Task instructions:
Scan each line of the records for the word "category" and extract the ones that have it.

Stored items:

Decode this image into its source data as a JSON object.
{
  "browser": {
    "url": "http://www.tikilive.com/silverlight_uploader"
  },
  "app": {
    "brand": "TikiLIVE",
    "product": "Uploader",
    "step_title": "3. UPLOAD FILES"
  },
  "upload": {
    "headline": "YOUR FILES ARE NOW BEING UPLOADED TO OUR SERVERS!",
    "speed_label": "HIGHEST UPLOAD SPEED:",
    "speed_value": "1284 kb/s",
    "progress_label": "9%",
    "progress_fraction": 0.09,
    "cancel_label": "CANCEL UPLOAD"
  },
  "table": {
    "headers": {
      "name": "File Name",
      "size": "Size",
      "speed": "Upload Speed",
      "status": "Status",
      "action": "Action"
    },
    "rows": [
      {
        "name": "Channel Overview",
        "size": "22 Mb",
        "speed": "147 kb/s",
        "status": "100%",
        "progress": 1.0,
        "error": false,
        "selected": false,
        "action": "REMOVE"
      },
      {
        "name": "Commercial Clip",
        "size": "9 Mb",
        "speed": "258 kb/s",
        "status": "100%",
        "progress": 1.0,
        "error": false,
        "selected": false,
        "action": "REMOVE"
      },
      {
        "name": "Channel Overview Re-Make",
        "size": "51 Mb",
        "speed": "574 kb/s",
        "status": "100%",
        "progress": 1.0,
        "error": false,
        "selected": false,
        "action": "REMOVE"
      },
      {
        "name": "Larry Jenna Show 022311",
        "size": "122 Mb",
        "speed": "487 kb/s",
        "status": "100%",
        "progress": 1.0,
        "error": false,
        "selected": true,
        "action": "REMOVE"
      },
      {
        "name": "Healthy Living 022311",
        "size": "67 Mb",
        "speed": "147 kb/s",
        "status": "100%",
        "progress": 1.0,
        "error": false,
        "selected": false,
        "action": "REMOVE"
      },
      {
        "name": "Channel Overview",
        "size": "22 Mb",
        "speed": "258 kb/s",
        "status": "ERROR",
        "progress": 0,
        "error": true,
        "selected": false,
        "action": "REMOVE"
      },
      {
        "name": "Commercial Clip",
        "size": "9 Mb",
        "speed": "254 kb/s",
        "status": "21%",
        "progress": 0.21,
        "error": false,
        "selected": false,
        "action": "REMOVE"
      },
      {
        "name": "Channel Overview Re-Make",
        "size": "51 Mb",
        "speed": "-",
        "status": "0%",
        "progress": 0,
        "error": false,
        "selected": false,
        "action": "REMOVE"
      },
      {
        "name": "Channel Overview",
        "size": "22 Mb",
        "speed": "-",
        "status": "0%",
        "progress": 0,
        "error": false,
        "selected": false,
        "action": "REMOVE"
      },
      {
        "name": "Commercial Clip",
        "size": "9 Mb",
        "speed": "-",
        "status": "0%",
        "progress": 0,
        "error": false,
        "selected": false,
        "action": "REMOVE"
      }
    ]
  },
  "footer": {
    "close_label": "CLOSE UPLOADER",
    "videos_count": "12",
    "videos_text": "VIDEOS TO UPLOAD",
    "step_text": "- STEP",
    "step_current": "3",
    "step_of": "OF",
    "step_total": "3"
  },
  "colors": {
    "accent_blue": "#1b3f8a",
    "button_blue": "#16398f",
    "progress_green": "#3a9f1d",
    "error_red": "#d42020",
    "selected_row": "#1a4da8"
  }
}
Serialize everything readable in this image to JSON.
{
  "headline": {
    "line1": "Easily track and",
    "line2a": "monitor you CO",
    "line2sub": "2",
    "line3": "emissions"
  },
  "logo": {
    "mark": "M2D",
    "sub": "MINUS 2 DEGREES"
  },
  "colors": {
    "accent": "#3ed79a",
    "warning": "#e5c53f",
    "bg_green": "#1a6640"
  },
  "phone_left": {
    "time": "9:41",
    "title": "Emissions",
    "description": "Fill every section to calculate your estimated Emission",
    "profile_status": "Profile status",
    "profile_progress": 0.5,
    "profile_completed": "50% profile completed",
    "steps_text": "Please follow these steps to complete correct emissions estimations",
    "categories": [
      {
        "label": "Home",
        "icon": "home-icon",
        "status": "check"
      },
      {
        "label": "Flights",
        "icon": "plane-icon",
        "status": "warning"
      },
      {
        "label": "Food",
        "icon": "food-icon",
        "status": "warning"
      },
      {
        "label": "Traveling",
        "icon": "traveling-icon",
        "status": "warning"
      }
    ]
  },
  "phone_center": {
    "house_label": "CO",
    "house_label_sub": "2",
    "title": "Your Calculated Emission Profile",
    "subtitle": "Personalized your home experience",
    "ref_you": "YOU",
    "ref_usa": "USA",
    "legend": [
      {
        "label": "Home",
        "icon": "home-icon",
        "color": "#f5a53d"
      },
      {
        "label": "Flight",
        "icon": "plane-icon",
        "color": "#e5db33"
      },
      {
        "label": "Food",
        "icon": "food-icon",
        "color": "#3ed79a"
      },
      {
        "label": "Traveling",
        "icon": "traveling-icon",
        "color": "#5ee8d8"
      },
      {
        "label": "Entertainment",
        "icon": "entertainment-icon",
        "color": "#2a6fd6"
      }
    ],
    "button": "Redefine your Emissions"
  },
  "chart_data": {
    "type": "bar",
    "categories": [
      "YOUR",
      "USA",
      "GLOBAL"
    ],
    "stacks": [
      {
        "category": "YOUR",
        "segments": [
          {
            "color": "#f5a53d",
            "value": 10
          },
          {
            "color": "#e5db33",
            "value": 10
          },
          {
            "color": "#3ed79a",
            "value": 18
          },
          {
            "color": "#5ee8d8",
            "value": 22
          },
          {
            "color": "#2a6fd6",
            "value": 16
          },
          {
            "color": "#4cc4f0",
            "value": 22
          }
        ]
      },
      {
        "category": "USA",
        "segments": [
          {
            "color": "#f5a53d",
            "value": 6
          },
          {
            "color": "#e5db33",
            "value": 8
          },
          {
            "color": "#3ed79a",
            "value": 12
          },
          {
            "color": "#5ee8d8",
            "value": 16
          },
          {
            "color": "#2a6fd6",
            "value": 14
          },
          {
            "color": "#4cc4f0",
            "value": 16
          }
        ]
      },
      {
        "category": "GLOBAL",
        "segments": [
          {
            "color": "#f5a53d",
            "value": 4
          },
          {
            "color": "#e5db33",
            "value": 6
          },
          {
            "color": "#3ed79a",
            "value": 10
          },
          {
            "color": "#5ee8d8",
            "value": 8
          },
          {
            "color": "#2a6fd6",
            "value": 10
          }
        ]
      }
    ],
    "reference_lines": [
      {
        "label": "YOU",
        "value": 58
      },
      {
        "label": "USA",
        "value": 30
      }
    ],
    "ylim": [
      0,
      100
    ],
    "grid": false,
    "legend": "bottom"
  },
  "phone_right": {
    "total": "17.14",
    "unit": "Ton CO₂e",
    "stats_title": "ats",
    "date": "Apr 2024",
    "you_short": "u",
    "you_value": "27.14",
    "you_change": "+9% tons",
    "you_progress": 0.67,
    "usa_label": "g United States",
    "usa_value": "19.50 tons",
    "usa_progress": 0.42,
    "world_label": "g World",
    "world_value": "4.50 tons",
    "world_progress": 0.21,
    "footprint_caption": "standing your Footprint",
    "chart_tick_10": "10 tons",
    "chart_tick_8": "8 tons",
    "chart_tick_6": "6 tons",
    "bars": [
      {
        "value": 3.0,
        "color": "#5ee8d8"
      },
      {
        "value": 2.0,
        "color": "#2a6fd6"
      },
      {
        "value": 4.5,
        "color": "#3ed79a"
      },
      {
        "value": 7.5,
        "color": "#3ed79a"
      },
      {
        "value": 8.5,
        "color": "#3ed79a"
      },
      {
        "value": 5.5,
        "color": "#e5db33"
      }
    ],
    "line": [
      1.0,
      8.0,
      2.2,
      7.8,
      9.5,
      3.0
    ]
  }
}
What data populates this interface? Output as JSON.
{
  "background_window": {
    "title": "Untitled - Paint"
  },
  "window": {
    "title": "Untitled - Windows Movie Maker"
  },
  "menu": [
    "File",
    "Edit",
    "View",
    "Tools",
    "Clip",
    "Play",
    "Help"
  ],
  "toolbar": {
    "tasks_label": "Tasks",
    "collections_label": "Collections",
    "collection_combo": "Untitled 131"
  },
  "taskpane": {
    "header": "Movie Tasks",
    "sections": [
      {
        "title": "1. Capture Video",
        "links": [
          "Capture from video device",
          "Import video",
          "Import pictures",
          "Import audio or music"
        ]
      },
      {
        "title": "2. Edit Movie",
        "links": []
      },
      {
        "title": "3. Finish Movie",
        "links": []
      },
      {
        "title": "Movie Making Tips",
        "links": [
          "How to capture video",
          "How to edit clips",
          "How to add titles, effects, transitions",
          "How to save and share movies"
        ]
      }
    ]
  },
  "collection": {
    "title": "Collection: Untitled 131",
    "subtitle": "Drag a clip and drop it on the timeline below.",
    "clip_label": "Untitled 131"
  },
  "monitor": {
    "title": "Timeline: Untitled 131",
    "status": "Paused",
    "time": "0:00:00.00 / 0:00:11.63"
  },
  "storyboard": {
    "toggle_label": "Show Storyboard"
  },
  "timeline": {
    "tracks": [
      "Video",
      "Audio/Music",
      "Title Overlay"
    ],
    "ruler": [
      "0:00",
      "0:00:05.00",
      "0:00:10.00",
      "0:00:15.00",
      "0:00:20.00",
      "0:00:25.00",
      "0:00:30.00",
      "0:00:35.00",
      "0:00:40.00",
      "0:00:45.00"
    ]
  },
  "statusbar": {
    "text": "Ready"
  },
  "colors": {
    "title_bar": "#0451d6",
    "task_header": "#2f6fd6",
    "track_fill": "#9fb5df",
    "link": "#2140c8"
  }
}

Finished task:
        "category": "YOUR",
        "category": "USA",
        "category": "GLOBAL",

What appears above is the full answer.